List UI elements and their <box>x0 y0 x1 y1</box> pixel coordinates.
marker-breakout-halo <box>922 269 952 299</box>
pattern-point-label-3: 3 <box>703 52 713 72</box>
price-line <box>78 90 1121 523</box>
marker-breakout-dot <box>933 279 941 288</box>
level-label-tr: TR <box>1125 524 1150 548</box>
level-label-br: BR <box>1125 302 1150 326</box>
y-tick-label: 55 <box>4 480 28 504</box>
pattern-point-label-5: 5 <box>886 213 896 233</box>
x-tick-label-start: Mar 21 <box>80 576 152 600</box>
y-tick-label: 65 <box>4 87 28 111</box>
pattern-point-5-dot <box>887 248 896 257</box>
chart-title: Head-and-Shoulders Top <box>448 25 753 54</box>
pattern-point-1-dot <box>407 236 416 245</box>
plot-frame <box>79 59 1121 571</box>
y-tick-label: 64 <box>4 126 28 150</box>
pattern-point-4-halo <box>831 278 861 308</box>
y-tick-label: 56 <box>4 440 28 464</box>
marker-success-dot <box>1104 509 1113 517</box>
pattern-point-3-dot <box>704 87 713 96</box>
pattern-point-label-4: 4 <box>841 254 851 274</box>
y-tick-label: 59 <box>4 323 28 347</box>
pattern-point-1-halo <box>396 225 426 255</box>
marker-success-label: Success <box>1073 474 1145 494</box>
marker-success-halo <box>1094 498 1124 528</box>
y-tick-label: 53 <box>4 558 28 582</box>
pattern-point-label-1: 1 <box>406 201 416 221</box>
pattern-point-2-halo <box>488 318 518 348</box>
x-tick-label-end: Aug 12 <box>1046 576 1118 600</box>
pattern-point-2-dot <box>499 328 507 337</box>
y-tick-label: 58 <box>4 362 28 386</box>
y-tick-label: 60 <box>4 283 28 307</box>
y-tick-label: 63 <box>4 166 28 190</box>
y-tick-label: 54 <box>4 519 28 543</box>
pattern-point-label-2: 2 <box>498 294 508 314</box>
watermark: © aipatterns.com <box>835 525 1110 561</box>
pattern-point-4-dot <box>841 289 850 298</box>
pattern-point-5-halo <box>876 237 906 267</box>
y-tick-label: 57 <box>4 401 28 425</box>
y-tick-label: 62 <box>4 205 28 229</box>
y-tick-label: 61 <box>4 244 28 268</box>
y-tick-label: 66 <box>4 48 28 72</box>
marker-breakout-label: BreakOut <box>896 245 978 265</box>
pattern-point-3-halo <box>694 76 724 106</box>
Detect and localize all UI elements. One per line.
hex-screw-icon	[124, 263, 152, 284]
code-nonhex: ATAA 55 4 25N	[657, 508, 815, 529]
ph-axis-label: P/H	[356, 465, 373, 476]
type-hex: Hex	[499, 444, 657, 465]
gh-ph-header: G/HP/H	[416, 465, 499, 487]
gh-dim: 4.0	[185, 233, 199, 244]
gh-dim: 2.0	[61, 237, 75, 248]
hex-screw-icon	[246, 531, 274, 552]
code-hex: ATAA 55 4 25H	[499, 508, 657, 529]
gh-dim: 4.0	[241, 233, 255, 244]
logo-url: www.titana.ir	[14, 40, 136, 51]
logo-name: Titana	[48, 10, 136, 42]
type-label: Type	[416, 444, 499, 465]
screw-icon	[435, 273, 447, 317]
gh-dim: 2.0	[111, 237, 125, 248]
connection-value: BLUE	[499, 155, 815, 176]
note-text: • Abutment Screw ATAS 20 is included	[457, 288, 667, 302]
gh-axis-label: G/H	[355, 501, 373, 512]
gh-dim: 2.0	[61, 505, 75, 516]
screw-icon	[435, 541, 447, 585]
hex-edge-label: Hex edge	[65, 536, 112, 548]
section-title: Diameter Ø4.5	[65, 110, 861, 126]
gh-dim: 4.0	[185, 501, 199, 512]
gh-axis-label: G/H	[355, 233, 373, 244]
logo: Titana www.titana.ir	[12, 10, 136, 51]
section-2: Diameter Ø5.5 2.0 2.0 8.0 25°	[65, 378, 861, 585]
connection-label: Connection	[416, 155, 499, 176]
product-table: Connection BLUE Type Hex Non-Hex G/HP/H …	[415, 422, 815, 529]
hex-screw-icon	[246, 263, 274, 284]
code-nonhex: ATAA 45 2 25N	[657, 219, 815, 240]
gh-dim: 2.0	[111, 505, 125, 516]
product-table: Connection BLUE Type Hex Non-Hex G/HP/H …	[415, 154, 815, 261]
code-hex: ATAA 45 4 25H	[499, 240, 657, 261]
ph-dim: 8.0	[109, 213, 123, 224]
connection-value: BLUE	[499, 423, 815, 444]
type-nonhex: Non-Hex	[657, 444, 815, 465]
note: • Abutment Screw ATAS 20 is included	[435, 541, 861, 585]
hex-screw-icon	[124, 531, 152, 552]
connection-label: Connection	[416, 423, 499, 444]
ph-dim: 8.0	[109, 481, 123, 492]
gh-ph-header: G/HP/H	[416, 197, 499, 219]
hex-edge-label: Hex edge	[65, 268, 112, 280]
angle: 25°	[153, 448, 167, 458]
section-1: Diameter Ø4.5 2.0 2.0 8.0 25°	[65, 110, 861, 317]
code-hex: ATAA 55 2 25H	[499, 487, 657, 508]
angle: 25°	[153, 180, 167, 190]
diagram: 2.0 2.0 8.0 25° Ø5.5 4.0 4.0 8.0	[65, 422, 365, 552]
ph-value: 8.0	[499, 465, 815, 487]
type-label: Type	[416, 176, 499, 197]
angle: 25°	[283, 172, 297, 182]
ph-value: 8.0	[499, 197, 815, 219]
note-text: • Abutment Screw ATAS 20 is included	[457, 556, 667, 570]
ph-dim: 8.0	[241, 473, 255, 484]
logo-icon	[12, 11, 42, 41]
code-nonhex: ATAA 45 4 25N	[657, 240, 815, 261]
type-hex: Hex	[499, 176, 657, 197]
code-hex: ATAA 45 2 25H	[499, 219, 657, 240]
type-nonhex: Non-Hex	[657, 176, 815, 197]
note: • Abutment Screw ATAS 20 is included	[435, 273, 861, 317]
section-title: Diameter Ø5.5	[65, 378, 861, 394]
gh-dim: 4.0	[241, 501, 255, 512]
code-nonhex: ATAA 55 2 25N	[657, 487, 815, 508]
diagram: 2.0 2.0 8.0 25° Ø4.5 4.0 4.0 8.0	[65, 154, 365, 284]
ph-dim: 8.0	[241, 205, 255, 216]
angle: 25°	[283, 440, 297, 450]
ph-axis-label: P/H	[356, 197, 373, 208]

##############################

--- WHAT YOU ARE ASKED TO DO ---
Quote every line above word for word, keeping their order.

--- TASK SOLUTION ---
List UI elements and their <box>x0 y0 x1 y1</box> pixel coordinates.
marker-breakout-halo <box>922 269 952 299</box>
pattern-point-label-3: 3 <box>703 52 713 72</box>
price-line <box>78 90 1121 523</box>
marker-breakout-dot <box>933 279 941 288</box>
level-label-tr: TR <box>1125 524 1150 548</box>
level-label-br: BR <box>1125 302 1150 326</box>
y-tick-label: 55 <box>4 480 28 504</box>
pattern-point-label-5: 5 <box>886 213 896 233</box>
x-tick-label-start: Mar 21 <box>80 576 152 600</box>
y-tick-label: 65 <box>4 87 28 111</box>
pattern-point-5-dot <box>887 248 896 257</box>
chart-title: Head-and-Shoulders Top <box>448 25 753 54</box>
pattern-point-1-dot <box>407 236 416 245</box>
plot-frame <box>79 59 1121 571</box>
y-tick-label: 64 <box>4 126 28 150</box>
pattern-point-4-halo <box>831 278 861 308</box>
y-tick-label: 56 <box>4 440 28 464</box>
marker-success-dot <box>1104 509 1113 517</box>
pattern-point-3-dot <box>704 87 713 96</box>
pattern-point-label-4: 4 <box>841 254 851 274</box>
y-tick-label: 59 <box>4 323 28 347</box>
pattern-point-1-halo <box>396 225 426 255</box>
marker-success-label: Success <box>1073 474 1145 494</box>
marker-success-halo <box>1094 498 1124 528</box>
y-tick-label: 53 <box>4 558 28 582</box>
pattern-point-label-1: 1 <box>406 201 416 221</box>
pattern-point-2-halo <box>488 318 518 348</box>
x-tick-label-end: Aug 12 <box>1046 576 1118 600</box>
pattern-point-2-dot <box>499 328 507 337</box>
y-tick-label: 58 <box>4 362 28 386</box>
y-tick-label: 60 <box>4 283 28 307</box>
y-tick-label: 63 <box>4 166 28 190</box>
y-tick-label: 54 <box>4 519 28 543</box>
pattern-point-label-2: 2 <box>498 294 508 314</box>
watermark: © aipatterns.com <box>835 525 1110 561</box>
pattern-point-4-dot <box>841 289 850 298</box>
pattern-point-5-halo <box>876 237 906 267</box>
y-tick-label: 57 <box>4 401 28 425</box>
y-tick-label: 62 <box>4 205 28 229</box>
y-tick-label: 61 <box>4 244 28 268</box>
y-tick-label: 66 <box>4 48 28 72</box>
marker-breakout-label: BreakOut <box>896 245 978 265</box>
pattern-point-3-halo <box>694 76 724 106</box>
Detect and localize all UI elements. One per line.
hex-screw-icon	[124, 263, 152, 284]
code-nonhex: ATAA 55 4 25N	[657, 508, 815, 529]
ph-axis-label: P/H	[356, 465, 373, 476]
type-hex: Hex	[499, 444, 657, 465]
gh-ph-header: G/HP/H	[416, 465, 499, 487]
gh-dim: 4.0	[185, 233, 199, 244]
gh-dim: 2.0	[61, 237, 75, 248]
hex-screw-icon	[246, 531, 274, 552]
code-hex: ATAA 55 4 25H	[499, 508, 657, 529]
gh-dim: 4.0	[241, 233, 255, 244]
logo-url: www.titana.ir	[14, 40, 136, 51]
logo-name: Titana	[48, 10, 136, 42]
type-label: Type	[416, 444, 499, 465]
screw-icon	[435, 273, 447, 317]
gh-dim: 2.0	[111, 237, 125, 248]
connection-value: BLUE	[499, 155, 815, 176]
note-text: • Abutment Screw ATAS 20 is included	[457, 288, 667, 302]
gh-axis-label: G/H	[355, 501, 373, 512]
gh-dim: 2.0	[61, 505, 75, 516]
screw-icon	[435, 541, 447, 585]
hex-edge-label: Hex edge	[65, 536, 112, 548]
section-title: Diameter Ø4.5	[65, 110, 861, 126]
gh-dim: 4.0	[185, 501, 199, 512]
gh-axis-label: G/H	[355, 233, 373, 244]
logo: Titana www.titana.ir	[12, 10, 136, 51]
section-2: Diameter Ø5.5 2.0 2.0 8.0 25°	[65, 378, 861, 585]
connection-label: Connection	[416, 155, 499, 176]
product-table: Connection BLUE Type Hex Non-Hex G/HP/H …	[415, 422, 815, 529]
hex-screw-icon	[246, 263, 274, 284]
code-nonhex: ATAA 45 2 25N	[657, 219, 815, 240]
gh-dim: 2.0	[111, 505, 125, 516]
product-table: Connection BLUE Type Hex Non-Hex G/HP/H …	[415, 154, 815, 261]
code-hex: ATAA 45 4 25H	[499, 240, 657, 261]
ph-dim: 8.0	[109, 213, 123, 224]
connection-value: BLUE	[499, 423, 815, 444]
type-nonhex: Non-Hex	[657, 444, 815, 465]
note: • Abutment Screw ATAS 20 is included	[435, 541, 861, 585]
hex-screw-icon	[124, 531, 152, 552]
connection-label: Connection	[416, 423, 499, 444]
ph-dim: 8.0	[109, 481, 123, 492]
gh-ph-header: G/HP/H	[416, 197, 499, 219]
hex-edge-label: Hex edge	[65, 268, 112, 280]
angle: 25°	[153, 448, 167, 458]
section-1: Diameter Ø4.5 2.0 2.0 8.0 25°	[65, 110, 861, 317]
code-hex: ATAA 55 2 25H	[499, 487, 657, 508]
angle: 25°	[153, 180, 167, 190]
diagram: 2.0 2.0 8.0 25° Ø5.5 4.0 4.0 8.0	[65, 422, 365, 552]
ph-value: 8.0	[499, 465, 815, 487]
type-label: Type	[416, 176, 499, 197]
angle: 25°	[283, 172, 297, 182]
ph-value: 8.0	[499, 197, 815, 219]
note-text: • Abutment Screw ATAS 20 is included	[457, 556, 667, 570]
ph-dim: 8.0	[241, 473, 255, 484]
logo-icon	[12, 11, 42, 41]
code-nonhex: ATAA 45 4 25N	[657, 240, 815, 261]
type-hex: Hex	[499, 176, 657, 197]
code-hex: ATAA 45 2 25H	[499, 219, 657, 240]
type-nonhex: Non-Hex	[657, 176, 815, 197]
note: • Abutment Screw ATAS 20 is included	[435, 273, 861, 317]
section-title: Diameter Ø5.5	[65, 378, 861, 394]
gh-dim: 4.0	[241, 501, 255, 512]
code-nonhex: ATAA 55 2 25N	[657, 487, 815, 508]
diagram: 2.0 2.0 8.0 25° Ø4.5 4.0 4.0 8.0	[65, 154, 365, 284]
ph-dim: 8.0	[241, 205, 255, 216]
angle: 25°	[283, 440, 297, 450]
ph-axis-label: P/H	[356, 197, 373, 208]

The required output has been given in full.